Preoperative high-intensity interval training (HIIT) in patients with resectable non-small cell lung cancer (NSCLC) improved aerobic performance in patients but failed to reduce early complications after tumour resection.
Tumour resection is the leading treatment strategy for patients with early-stage operable NSCLC.
Advanced age, cancer stage, associated illnesses and impaired cardiorespiratory fitness are common predictive factors of postoperative complications and long-term survival.
Cardiopulmonary exercise testing (CPET) parameters including peak oxygen consumption (peakVo2), anaerobic threshold (AT), and peak heart rate (peakHR) as well as the 6-minute walk test (6MWT) have been shown to help discriminate between patients with low versus high risk of postoperative complications.
Exercise rehabilitation programs have been shown to increase cardiorespiratory fitness and quality of life in patients with NSCLC.
However, it is not clear how to implement exercise therapy programs into standard care and whether intensity training improves mortality and postoperative complications.
A group of Swiss investigators conducted the largest randomised controlled trial to date evaluating and comparing short-term preoperative HIIT to usual care (UC) in patients undergoing NSCLC resection.
The results of the study published in the Journal of Thoracic Oncology, the official journal of the International Association for the Study of Lung Cancer (IASLC), reported that the UC and Rehab groups were randomised and well-balanced in regards to patient characteristics.
Between October 2011 and October 2014, 151 patients with resectable lung cancer were selected and analysed.
Patients were assigned to UC (n-77) or preoperative rehabilitation based on HIIT (Rehab) (n-74).
The time from the date of enrollment to surgery was similar in the two groups (25 days in the UC group and 26 days in the Rehab group) and was within the maximal waiting time of 28 days recommended by the British Thoracic Society.
Maximal CPET and the 6MWT were performed twice before surgery.
Adverse events were reported according to a modified version of the thoracic mortality and morbidity (TMM) classification system.
The primary outcome was a composite end point of postoperative morbidity (30-day mortality or any complications with TMM grade of >2).

Source records
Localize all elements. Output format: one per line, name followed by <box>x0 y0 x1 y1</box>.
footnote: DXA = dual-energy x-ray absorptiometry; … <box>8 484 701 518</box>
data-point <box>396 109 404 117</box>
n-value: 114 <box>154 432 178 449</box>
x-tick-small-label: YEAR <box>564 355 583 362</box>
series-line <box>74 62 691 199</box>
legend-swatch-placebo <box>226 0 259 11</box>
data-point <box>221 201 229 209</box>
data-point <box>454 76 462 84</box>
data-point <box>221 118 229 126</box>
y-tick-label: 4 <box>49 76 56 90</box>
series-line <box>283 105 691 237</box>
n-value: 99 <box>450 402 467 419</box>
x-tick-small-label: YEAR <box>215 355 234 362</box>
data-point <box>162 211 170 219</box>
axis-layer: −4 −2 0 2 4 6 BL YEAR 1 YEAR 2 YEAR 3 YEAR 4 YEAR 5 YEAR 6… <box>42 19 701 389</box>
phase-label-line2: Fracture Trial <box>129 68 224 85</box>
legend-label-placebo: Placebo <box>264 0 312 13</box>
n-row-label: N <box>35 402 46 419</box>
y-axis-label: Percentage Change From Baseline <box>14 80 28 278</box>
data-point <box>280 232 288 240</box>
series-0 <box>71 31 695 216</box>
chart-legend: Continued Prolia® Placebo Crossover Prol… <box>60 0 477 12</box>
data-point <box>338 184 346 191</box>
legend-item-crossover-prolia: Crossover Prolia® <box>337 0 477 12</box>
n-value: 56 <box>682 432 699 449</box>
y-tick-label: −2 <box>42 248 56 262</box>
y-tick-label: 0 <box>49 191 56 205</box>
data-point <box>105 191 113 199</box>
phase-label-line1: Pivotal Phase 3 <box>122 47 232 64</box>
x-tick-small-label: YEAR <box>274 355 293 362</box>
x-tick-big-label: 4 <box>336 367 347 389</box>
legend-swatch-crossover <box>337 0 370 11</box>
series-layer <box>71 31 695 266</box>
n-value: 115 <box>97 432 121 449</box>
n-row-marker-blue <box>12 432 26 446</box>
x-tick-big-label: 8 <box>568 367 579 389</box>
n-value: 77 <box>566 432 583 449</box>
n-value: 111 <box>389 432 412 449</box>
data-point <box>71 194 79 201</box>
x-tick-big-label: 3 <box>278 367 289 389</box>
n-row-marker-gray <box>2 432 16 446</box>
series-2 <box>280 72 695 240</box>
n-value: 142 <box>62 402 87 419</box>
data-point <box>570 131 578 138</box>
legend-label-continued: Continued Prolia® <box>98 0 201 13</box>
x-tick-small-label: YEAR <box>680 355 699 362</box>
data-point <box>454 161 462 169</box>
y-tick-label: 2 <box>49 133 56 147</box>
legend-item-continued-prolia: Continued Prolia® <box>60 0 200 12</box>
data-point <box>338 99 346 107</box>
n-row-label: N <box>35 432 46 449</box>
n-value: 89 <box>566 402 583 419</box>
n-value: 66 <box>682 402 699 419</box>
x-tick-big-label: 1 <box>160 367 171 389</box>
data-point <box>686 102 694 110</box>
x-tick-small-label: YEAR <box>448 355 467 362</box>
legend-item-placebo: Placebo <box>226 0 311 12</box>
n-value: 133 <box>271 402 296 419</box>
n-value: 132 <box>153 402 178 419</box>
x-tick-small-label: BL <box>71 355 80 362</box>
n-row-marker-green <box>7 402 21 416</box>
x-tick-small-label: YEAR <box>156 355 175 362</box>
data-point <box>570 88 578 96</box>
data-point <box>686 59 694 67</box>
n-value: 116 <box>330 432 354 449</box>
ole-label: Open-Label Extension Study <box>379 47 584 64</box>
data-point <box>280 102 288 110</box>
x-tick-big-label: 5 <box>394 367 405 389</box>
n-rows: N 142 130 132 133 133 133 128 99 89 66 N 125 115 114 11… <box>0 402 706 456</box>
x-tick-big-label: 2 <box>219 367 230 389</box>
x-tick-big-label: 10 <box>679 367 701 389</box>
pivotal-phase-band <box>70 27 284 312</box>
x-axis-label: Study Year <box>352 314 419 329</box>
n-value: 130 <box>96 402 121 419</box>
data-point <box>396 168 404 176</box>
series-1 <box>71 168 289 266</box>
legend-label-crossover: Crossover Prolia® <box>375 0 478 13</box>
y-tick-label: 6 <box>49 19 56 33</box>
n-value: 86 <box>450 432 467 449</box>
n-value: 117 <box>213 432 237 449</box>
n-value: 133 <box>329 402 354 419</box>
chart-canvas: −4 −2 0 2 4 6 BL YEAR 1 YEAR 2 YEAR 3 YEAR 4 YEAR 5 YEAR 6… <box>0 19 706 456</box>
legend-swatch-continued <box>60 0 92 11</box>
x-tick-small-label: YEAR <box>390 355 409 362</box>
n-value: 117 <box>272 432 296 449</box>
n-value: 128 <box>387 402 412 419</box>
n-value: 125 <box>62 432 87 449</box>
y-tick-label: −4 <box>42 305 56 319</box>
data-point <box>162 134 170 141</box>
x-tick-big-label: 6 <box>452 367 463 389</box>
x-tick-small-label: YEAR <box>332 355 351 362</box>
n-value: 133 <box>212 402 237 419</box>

◆ EXERCISE GOAL ◆
Resume the summary of the preoperative HIIT trial in lung cancer patients, picking up right after its final sentence about the composite primary end point.

◆ EXERCISE ANSWER ◆
Secondary outcomes were measured by the preoperative changes in CPET parameters, the incidence of postoperative complications with TMM grades of >2, length of stay in the postanesthesia care unit (PACU), and the rate of admission to the intensive care unit.
During the 25-day preoperative waiting period it was reported that peakVo2 (median 15% [IQR25%-75% = 9% to 22%], p = 0.004) and the 6MWT (median 15% [IQR25%-75% = 8% to 28%]; p < 0.001) increased in the Rehab group, whereas peakVo2 declined in the UC group (median -8%, [IQR25%-75% = -16% to 0%]; p = 0.005).
The primary outcome did not differ significantly between the two groups with postoperative complications developing in 35.5% (27/74) patients in the Rehab cohort and 50.6% (39/77) in the UC cohort (p = 0.080).
However, the incidence of pulmonary complications was lower in the Rehab cohort compared to the UC cohort (23% versus 44%, P = 0.018), and in particular atelectasis was significantly lower in the Rehab group (12.2% versus 36.4%, p = <0.001) as was decreased length of stay in the PACU (median -7 hours, [IQR25-75% = -4 to -10]).
The authors comment that "Our study demonstrated the safety and effectiveness of a short-term exercise training program in improving aerobic performances in patients awaiting lung cancer surgery. However, this HIIT rehabilitation modality failed to produce significant difference in composite morbidity-mortality index compared with UC. Adequately powered randomized studies including high-risk patients and focusing on clinical outcome end points should question the benefits of preoperative rehabilitation interventions."